### Data section

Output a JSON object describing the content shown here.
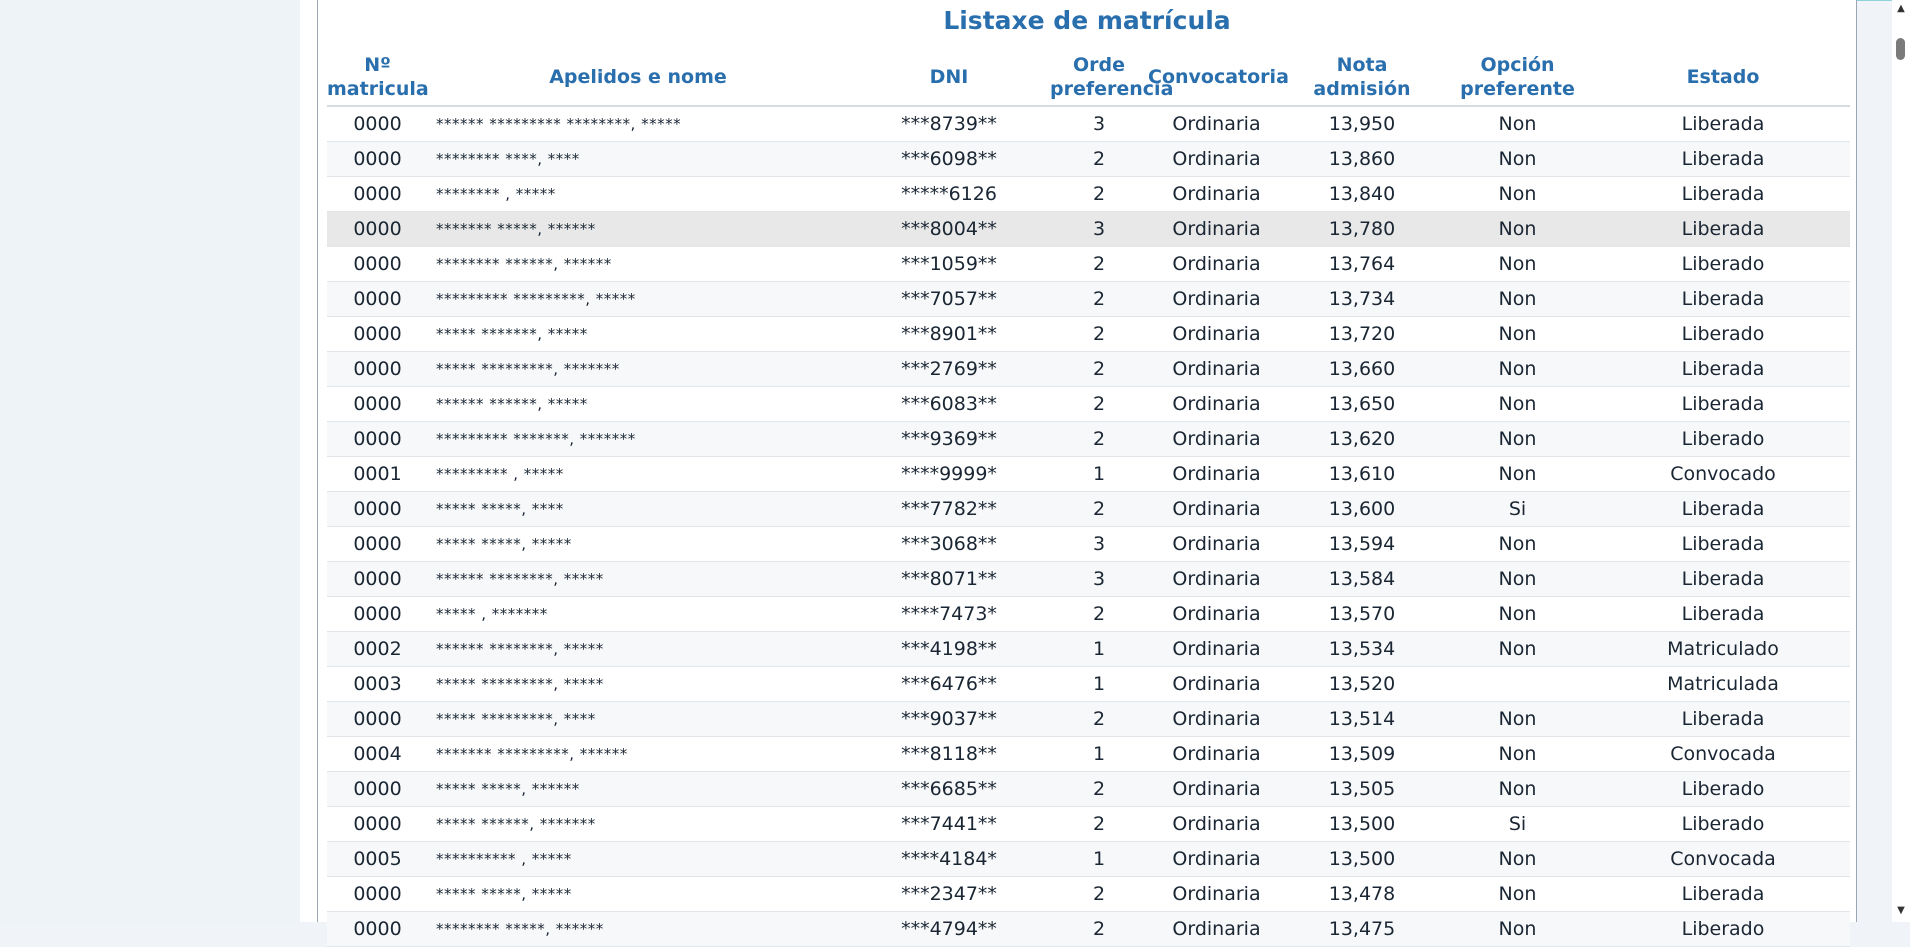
{
  "title": "Listaxe de matrícula",
  "columns": [
    {
      "line1": "Nº",
      "line2": "matricula"
    },
    {
      "line1": "Apelidos e nome",
      "line2": ""
    },
    {
      "line1": "DNI",
      "line2": ""
    },
    {
      "line1": "Orde",
      "line2": "preferencia"
    },
    {
      "line1": "Convocatoria",
      "line2": ""
    },
    {
      "line1": "Nota admisión",
      "line2": ""
    },
    {
      "line1": "Opción",
      "line2": "preferente"
    },
    {
      "line1": "Estado",
      "line2": ""
    }
  ],
  "rows": [
    [
      "0000",
      "****** ********* ********, *****",
      "***8739**",
      "3",
      "Ordinaria",
      "13,950",
      "Non",
      "Liberada"
    ],
    [
      "0000",
      "******** ****, ****",
      "***6098**",
      "2",
      "Ordinaria",
      "13,860",
      "Non",
      "Liberada"
    ],
    [
      "0000",
      "******** , *****",
      "*****6126",
      "2",
      "Ordinaria",
      "13,840",
      "Non",
      "Liberada"
    ],
    [
      "0000",
      "******* *****, ******",
      "***8004**",
      "3",
      "Ordinaria",
      "13,780",
      "Non",
      "Liberada"
    ],
    [
      "0000",
      "******** ******, ******",
      "***1059**",
      "2",
      "Ordinaria",
      "13,764",
      "Non",
      "Liberado"
    ],
    [
      "0000",
      "********* *********, *****",
      "***7057**",
      "2",
      "Ordinaria",
      "13,734",
      "Non",
      "Liberada"
    ],
    [
      "0000",
      "***** *******, *****",
      "***8901**",
      "2",
      "Ordinaria",
      "13,720",
      "Non",
      "Liberado"
    ],
    [
      "0000",
      "***** *********, *******",
      "***2769**",
      "2",
      "Ordinaria",
      "13,660",
      "Non",
      "Liberada"
    ],
    [
      "0000",
      "****** ******, *****",
      "***6083**",
      "2",
      "Ordinaria",
      "13,650",
      "Non",
      "Liberada"
    ],
    [
      "0000",
      "********* *******, *******",
      "***9369**",
      "2",
      "Ordinaria",
      "13,620",
      "Non",
      "Liberado"
    ],
    [
      "0001",
      "********* , *****",
      "****9999*",
      "1",
      "Ordinaria",
      "13,610",
      "Non",
      "Convocado"
    ],
    [
      "0000",
      "***** *****, ****",
      "***7782**",
      "2",
      "Ordinaria",
      "13,600",
      "Si",
      "Liberada"
    ],
    [
      "0000",
      "***** *****, *****",
      "***3068**",
      "3",
      "Ordinaria",
      "13,594",
      "Non",
      "Liberada"
    ],
    [
      "0000",
      "****** ********, *****",
      "***8071**",
      "3",
      "Ordinaria",
      "13,584",
      "Non",
      "Liberada"
    ],
    [
      "0000",
      "***** , *******",
      "****7473*",
      "2",
      "Ordinaria",
      "13,570",
      "Non",
      "Liberada"
    ],
    [
      "0002",
      "****** ********, *****",
      "***4198**",
      "1",
      "Ordinaria",
      "13,534",
      "Non",
      "Matriculado"
    ],
    [
      "0003",
      "***** *********, *****",
      "***6476**",
      "1",
      "Ordinaria",
      "13,520",
      "",
      "Matriculada"
    ],
    [
      "0000",
      "***** *********, ****",
      "***9037**",
      "2",
      "Ordinaria",
      "13,514",
      "Non",
      "Liberada"
    ],
    [
      "0004",
      "******* *********, ******",
      "***8118**",
      "1",
      "Ordinaria",
      "13,509",
      "Non",
      "Convocada"
    ],
    [
      "0000",
      "***** *****, ******",
      "***6685**",
      "2",
      "Ordinaria",
      "13,505",
      "Non",
      "Liberado"
    ],
    [
      "0000",
      "***** ******, *******",
      "***7441**",
      "2",
      "Ordinaria",
      "13,500",
      "Si",
      "Liberado"
    ],
    [
      "0005",
      "********** , *****",
      "****4184*",
      "1",
      "Ordinaria",
      "13,500",
      "Non",
      "Convocada"
    ],
    [
      "0000",
      "***** *****, *****",
      "***2347**",
      "2",
      "Ordinaria",
      "13,478",
      "Non",
      "Liberada"
    ],
    [
      "0000",
      "******** *****, ******",
      "***4794**",
      "2",
      "Ordinaria",
      "13,475",
      "Non",
      "Liberado"
    ]
  ],
  "highlighted_row": 3,
  "colors": {
    "header": "#2a6fad",
    "row_alt": "#f7f8f9",
    "row_highlight": "#e8e8e8"
  }
}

### Exercise goal
Reproduce every line exactly and omit all pictures.

### Result for this task
Output a JSON object describing the content shown here.
{
  "title": "Listaxe de matrícula",
  "columns": [
    {
      "line1": "Nº",
      "line2": "matricula"
    },
    {
      "line1": "Apelidos e nome",
      "line2": ""
    },
    {
      "line1": "DNI",
      "line2": ""
    },
    {
      "line1": "Orde",
      "line2": "preferencia"
    },
    {
      "line1": "Convocatoria",
      "line2": ""
    },
    {
      "line1": "Nota admisión",
      "line2": ""
    },
    {
      "line1": "Opción",
      "line2": "preferente"
    },
    {
      "line1": "Estado",
      "line2": ""
    }
  ],
  "rows": [
    [
      "0000",
      "****** ********* ********, *****",
      "***8739**",
      "3",
      "Ordinaria",
      "13,950",
      "Non",
      "Liberada"
    ],
    [
      "0000",
      "******** ****, ****",
      "***6098**",
      "2",
      "Ordinaria",
      "13,860",
      "Non",
      "Liberada"
    ],
    [
      "0000",
      "******** , *****",
      "*****6126",
      "2",
      "Ordinaria",
      "13,840",
      "Non",
      "Liberada"
    ],
    [
      "0000",
      "******* *****, ******",
      "***8004**",
      "3",
      "Ordinaria",
      "13,780",
      "Non",
      "Liberada"
    ],
    [
      "0000",
      "******** ******, ******",
      "***1059**",
      "2",
      "Ordinaria",
      "13,764",
      "Non",
      "Liberado"
    ],
    [
      "0000",
      "********* *********, *****",
      "***7057**",
      "2",
      "Ordinaria",
      "13,734",
      "Non",
      "Liberada"
    ],
    [
      "0000",
      "***** *******, *****",
      "***8901**",
      "2",
      "Ordinaria",
      "13,720",
      "Non",
      "Liberado"
    ],
    [
      "0000",
      "***** *********, *******",
      "***2769**",
      "2",
      "Ordinaria",
      "13,660",
      "Non",
      "Liberada"
    ],
    [
      "0000",
      "****** ******, *****",
      "***6083**",
      "2",
      "Ordinaria",
      "13,650",
      "Non",
      "Liberada"
    ],
    [
      "0000",
      "********* *******, *******",
      "***9369**",
      "2",
      "Ordinaria",
      "13,620",
      "Non",
      "Liberado"
    ],
    [
      "0001",
      "********* , *****",
      "****9999*",
      "1",
      "Ordinaria",
      "13,610",
      "Non",
      "Convocado"
    ],
    [
      "0000",
      "***** *****, ****",
      "***7782**",
      "2",
      "Ordinaria",
      "13,600",
      "Si",
      "Liberada"
    ],
    [
      "0000",
      "***** *****, *****",
      "***3068**",
      "3",
      "Ordinaria",
      "13,594",
      "Non",
      "Liberada"
    ],
    [
      "0000",
      "****** ********, *****",
      "***8071**",
      "3",
      "Ordinaria",
      "13,584",
      "Non",
      "Liberada"
    ],
    [
      "0000",
      "***** , *******",
      "****7473*",
      "2",
      "Ordinaria",
      "13,570",
      "Non",
      "Liberada"
    ],
    [
      "0002",
      "****** ********, *****",
      "***4198**",
      "1",
      "Ordinaria",
      "13,534",
      "Non",
      "Matriculado"
    ],
    [
      "0003",
      "***** *********, *****",
      "***6476**",
      "1",
      "Ordinaria",
      "13,520",
      "",
      "Matriculada"
    ],
    [
      "0000",
      "***** *********, ****",
      "***9037**",
      "2",
      "Ordinaria",
      "13,514",
      "Non",
      "Liberada"
    ],
    [
      "0004",
      "******* *********, ******",
      "***8118**",
      "1",
      "Ordinaria",
      "13,509",
      "Non",
      "Convocada"
    ],
    [
      "0000",
      "***** *****, ******",
      "***6685**",
      "2",
      "Ordinaria",
      "13,505",
      "Non",
      "Liberado"
    ],
    [
      "0000",
      "***** ******, *******",
      "***7441**",
      "2",
      "Ordinaria",
      "13,500",
      "Si",
      "Liberado"
    ],
    [
      "0005",
      "********** , *****",
      "****4184*",
      "1",
      "Ordinaria",
      "13,500",
      "Non",
      "Convocada"
    ],
    [
      "0000",
      "***** *****, *****",
      "***2347**",
      "2",
      "Ordinaria",
      "13,478",
      "Non",
      "Liberada"
    ],
    [
      "0000",
      "******** *****, ******",
      "***4794**",
      "2",
      "Ordinaria",
      "13,475",
      "Non",
      "Liberado"
    ]
  ],
  "highlighted_row": 3,
  "colors": {
    "header": "#2a6fad",
    "row_alt": "#f7f8f9",
    "row_highlight": "#e8e8e8"
  }
}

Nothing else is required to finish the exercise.